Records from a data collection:
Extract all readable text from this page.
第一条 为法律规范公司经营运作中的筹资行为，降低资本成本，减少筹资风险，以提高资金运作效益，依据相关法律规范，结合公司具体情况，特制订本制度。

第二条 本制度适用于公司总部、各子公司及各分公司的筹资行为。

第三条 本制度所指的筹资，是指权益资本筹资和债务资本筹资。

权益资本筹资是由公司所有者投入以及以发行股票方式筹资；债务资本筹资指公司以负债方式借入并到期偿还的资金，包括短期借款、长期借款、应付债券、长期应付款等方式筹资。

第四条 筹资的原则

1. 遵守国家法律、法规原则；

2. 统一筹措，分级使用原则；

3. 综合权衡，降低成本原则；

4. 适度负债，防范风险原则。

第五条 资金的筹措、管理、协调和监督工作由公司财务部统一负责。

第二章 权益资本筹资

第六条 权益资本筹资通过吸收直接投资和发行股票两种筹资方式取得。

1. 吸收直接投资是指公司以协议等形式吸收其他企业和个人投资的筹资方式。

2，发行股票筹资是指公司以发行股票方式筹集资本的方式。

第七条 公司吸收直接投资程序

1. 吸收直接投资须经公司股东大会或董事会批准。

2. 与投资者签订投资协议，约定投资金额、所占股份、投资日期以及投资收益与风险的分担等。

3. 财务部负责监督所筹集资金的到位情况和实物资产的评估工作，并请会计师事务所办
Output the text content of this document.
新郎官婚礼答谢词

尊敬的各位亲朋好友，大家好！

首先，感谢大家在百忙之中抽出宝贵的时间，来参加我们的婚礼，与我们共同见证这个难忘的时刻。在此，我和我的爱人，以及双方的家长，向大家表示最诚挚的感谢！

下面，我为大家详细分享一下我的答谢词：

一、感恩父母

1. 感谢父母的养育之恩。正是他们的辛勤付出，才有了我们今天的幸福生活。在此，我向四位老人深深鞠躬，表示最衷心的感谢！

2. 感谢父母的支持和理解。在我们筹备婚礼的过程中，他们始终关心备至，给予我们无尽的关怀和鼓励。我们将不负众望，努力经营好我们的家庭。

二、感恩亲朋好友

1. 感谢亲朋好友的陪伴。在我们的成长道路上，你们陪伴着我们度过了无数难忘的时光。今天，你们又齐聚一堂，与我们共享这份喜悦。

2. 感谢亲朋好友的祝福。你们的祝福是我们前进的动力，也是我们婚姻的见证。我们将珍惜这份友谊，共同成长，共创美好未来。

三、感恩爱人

(THE REQUEST):
Transcribe the records above exactly as they appear.

(OUTPUT BELOW):
Extract all readable text from this page.
第一条 为法律规范公司经营运作中的筹资行为，降低资本成本，减少筹资风险，以提高资金运作效益，依据相关法律规范，结合公司具体情况，特制订本制度。

第二条 本制度适用于公司总部、各子公司及各分公司的筹资行为。

第三条 本制度所指的筹资，是指权益资本筹资和债务资本筹资。

权益资本筹资是由公司所有者投入以及以发行股票方式筹资；债务资本筹资指公司以负债方式借入并到期偿还的资金，包括短期借款、长期借款、应付债券、长期应付款等方式筹资。

第四条 筹资的原则

1. 遵守国家法律、法规原则；

2. 统一筹措，分级使用原则；

3. 综合权衡，降低成本原则；

4. 适度负债，防范风险原则。

第五条 资金的筹措、管理、协调和监督工作由公司财务部统一负责。

第二章 权益资本筹资

第六条 权益资本筹资通过吸收直接投资和发行股票两种筹资方式取得。

1. 吸收直接投资是指公司以协议等形式吸收其他企业和个人投资的筹资方式。

2，发行股票筹资是指公司以发行股票方式筹集资本的方式。

第七条 公司吸收直接投资程序

1. 吸收直接投资须经公司股东大会或董事会批准。

2. 与投资者签订投资协议，约定投资金额、所占股份、投资日期以及投资收益与风险的分担等。

3. 财务部负责监督所筹集资金的到位情况和实物资产的评估工作，并请会计师事务所办
Output the text content of this document.
新郎官婚礼答谢词

尊敬的各位亲朋好友，大家好！

首先，感谢大家在百忙之中抽出宝贵的时间，来参加我们的婚礼，与我们共同见证这个难忘的时刻。在此，我和我的爱人，以及双方的家长，向大家表示最诚挚的感谢！

下面，我为大家详细分享一下我的答谢词：

一、感恩父母

1. 感谢父母的养育之恩。正是他们的辛勤付出，才有了我们今天的幸福生活。在此，我向四位老人深深鞠躬，表示最衷心的感谢！

2. 感谢父母的支持和理解。在我们筹备婚礼的过程中，他们始终关心备至，给予我们无尽的关怀和鼓励。我们将不负众望，努力经营好我们的家庭。

二、感恩亲朋好友

1. 感谢亲朋好友的陪伴。在我们的成长道路上，你们陪伴着我们度过了无数难忘的时光。今天，你们又齐聚一堂，与我们共享这份喜悦。

2. 感谢亲朋好友的祝福。你们的祝福是我们前进的动力，也是我们婚姻的见证。我们将珍惜这份友谊，共同成长，共创美好未来。

三、感恩爱人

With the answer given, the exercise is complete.